┌──

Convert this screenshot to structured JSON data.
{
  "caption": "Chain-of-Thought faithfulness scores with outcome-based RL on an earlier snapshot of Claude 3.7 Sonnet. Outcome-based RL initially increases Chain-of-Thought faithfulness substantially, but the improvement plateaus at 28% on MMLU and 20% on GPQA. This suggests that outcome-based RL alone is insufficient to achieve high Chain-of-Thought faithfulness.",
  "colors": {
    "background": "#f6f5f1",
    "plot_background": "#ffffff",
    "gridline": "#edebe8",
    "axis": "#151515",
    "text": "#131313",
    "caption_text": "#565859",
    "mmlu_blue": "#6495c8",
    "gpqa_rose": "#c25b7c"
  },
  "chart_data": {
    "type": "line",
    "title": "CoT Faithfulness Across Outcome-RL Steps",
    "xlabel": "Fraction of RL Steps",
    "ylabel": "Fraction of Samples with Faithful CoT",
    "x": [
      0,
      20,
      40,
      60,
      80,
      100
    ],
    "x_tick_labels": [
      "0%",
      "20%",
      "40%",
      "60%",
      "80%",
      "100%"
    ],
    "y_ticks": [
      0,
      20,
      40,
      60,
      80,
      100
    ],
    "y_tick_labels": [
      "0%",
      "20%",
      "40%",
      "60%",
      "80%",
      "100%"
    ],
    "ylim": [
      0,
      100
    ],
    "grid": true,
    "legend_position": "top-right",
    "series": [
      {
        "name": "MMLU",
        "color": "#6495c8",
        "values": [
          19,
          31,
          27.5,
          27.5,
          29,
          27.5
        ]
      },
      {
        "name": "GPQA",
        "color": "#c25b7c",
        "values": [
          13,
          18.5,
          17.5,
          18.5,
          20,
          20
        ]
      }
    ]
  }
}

└──

→ Exercise requirements
Retype the whole listing above exactly.

→ Result of this exercise
Convert this screenshot to structured JSON data.
{
  "caption": "Chain-of-Thought faithfulness scores with outcome-based RL on an earlier snapshot of Claude 3.7 Sonnet. Outcome-based RL initially increases Chain-of-Thought faithfulness substantially, but the improvement plateaus at 28% on MMLU and 20% on GPQA. This suggests that outcome-based RL alone is insufficient to achieve high Chain-of-Thought faithfulness.",
  "colors": {
    "background": "#f6f5f1",
    "plot_background": "#ffffff",
    "gridline": "#edebe8",
    "axis": "#151515",
    "text": "#131313",
    "caption_text": "#565859",
    "mmlu_blue": "#6495c8",
    "gpqa_rose": "#c25b7c"
  },
  "chart_data": {
    "type": "line",
    "title": "CoT Faithfulness Across Outcome-RL Steps",
    "xlabel": "Fraction of RL Steps",
    "ylabel": "Fraction of Samples with Faithful CoT",
    "x": [
      0,
      20,
      40,
      60,
      80,
      100
    ],
    "x_tick_labels": [
      "0%",
      "20%",
      "40%",
      "60%",
      "80%",
      "100%"
    ],
    "y_ticks": [
      0,
      20,
      40,
      60,
      80,
      100
    ],
    "y_tick_labels": [
      "0%",
      "20%",
      "40%",
      "60%",
      "80%",
      "100%"
    ],
    "ylim": [
      0,
      100
    ],
    "grid": true,
    "legend_position": "top-right",
    "series": [
      {
        "name": "MMLU",
        "color": "#6495c8",
        "values": [
          19,
          31,
          27.5,
          27.5,
          29,
          27.5
        ]
      },
      {
        "name": "GPQA",
        "color": "#c25b7c",
        "values": [
          13,
          18.5,
          17.5,
          18.5,
          20,
          20
        ]
      }
    ]
  }
}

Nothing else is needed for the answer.